__WHAT YOU ARE ASKED TO DO__:
In the listing that follows, count the lines holding the word "flight" and report only that number.

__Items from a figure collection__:
○ ○ ○

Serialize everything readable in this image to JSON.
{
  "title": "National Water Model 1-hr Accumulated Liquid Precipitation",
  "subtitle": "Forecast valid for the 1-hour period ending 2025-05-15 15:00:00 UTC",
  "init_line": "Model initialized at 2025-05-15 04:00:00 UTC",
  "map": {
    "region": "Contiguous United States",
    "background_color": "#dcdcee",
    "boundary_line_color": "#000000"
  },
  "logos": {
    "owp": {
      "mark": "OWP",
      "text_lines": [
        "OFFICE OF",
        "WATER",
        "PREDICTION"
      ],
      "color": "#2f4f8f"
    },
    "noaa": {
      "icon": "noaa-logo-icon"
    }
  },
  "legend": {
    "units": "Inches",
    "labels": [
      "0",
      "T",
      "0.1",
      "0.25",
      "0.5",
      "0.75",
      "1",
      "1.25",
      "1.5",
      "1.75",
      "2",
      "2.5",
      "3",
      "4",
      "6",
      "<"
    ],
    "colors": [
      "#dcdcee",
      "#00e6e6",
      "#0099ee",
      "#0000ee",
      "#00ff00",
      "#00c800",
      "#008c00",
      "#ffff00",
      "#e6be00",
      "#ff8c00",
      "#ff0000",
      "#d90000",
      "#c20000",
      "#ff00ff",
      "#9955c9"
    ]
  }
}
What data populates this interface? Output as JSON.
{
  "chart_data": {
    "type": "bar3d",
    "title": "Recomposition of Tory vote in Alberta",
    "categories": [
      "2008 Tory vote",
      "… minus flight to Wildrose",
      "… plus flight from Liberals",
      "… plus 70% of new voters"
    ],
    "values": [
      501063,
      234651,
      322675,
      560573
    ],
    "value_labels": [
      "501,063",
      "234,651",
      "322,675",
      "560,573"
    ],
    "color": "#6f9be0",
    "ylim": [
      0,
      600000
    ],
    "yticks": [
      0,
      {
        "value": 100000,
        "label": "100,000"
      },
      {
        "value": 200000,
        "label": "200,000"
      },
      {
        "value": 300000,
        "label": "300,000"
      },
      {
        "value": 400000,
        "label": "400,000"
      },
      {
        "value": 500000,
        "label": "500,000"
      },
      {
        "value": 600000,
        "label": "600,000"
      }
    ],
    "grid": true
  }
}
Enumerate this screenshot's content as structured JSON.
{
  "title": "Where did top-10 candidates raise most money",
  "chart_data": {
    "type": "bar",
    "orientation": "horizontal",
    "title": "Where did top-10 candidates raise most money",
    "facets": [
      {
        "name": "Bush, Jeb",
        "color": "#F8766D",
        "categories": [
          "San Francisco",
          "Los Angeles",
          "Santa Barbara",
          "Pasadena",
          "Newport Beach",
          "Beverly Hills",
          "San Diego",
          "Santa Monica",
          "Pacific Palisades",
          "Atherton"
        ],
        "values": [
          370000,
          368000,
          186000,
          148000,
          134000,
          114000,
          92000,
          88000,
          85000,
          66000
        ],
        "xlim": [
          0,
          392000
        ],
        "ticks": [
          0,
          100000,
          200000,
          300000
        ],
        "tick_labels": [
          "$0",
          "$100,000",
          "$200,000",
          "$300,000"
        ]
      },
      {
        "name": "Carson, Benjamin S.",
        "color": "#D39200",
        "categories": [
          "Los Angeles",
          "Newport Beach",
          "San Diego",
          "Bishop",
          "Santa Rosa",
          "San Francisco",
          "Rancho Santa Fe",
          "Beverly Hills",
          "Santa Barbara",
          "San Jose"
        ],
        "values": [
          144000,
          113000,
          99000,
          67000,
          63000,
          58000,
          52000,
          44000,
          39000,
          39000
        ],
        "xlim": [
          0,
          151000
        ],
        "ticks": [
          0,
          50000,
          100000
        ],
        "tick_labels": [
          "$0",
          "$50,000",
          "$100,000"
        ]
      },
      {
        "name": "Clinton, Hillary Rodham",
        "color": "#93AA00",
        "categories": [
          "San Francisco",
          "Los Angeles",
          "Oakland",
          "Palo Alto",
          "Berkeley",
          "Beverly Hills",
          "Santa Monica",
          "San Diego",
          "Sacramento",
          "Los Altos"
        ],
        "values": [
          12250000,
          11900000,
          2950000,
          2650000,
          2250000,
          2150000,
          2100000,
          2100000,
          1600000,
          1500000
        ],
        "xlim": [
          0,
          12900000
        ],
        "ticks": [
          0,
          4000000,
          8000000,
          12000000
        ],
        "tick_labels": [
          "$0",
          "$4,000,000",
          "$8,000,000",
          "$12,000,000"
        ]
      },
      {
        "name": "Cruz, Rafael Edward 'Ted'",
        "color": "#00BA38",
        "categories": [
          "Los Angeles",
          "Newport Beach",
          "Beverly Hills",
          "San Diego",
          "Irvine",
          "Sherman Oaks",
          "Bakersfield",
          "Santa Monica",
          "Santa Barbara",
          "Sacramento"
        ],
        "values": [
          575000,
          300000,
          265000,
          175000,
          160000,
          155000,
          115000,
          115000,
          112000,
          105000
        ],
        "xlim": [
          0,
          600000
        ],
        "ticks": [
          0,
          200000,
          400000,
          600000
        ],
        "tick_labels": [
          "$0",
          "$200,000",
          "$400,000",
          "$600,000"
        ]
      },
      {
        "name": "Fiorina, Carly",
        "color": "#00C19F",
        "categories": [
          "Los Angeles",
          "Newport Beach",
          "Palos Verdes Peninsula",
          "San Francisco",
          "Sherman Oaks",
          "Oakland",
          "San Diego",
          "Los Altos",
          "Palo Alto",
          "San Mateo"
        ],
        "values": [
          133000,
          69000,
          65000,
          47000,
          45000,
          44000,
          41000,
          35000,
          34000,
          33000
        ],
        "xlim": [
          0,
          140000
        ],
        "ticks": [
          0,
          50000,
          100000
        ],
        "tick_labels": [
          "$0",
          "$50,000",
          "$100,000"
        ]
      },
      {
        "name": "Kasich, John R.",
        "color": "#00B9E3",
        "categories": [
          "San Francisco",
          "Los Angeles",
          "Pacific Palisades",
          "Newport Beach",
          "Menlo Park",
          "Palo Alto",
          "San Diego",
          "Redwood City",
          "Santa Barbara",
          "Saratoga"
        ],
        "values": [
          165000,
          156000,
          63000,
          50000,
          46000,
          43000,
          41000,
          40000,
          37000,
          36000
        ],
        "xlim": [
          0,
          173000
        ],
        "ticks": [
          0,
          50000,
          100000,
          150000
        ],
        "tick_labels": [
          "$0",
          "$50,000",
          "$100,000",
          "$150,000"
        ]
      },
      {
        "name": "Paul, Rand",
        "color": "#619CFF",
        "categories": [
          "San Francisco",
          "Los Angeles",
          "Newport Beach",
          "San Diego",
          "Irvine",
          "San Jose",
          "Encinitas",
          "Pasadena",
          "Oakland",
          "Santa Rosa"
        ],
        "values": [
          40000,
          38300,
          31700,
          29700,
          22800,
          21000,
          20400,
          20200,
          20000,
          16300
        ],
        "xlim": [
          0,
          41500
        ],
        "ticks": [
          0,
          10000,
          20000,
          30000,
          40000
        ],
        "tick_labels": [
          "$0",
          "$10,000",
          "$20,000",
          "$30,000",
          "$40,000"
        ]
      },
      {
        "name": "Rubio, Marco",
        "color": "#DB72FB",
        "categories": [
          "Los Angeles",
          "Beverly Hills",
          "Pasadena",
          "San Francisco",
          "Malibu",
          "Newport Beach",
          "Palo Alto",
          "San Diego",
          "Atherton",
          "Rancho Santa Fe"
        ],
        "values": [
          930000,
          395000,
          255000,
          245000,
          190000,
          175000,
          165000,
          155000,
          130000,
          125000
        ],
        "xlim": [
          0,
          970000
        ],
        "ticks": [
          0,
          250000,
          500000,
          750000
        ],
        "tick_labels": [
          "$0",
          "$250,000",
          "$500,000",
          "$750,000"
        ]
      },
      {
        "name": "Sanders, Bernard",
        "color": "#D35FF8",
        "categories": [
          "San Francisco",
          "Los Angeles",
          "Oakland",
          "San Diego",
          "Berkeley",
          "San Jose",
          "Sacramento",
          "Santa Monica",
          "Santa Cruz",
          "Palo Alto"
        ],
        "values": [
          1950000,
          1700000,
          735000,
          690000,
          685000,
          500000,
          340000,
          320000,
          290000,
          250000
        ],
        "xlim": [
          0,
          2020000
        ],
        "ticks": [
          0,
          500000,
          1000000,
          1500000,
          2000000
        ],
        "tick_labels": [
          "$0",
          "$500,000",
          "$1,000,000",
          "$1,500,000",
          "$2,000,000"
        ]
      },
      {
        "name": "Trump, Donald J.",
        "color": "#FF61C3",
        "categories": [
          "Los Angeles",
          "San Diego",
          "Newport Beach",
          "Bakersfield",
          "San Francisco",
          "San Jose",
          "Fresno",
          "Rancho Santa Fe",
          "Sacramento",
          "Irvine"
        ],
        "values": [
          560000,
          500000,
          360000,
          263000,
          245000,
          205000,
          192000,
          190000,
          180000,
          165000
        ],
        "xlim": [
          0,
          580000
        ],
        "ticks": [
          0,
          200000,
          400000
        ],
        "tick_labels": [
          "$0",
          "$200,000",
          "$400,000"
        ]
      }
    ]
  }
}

○ ○ ○

__WRITTEN SOLUTION__:
2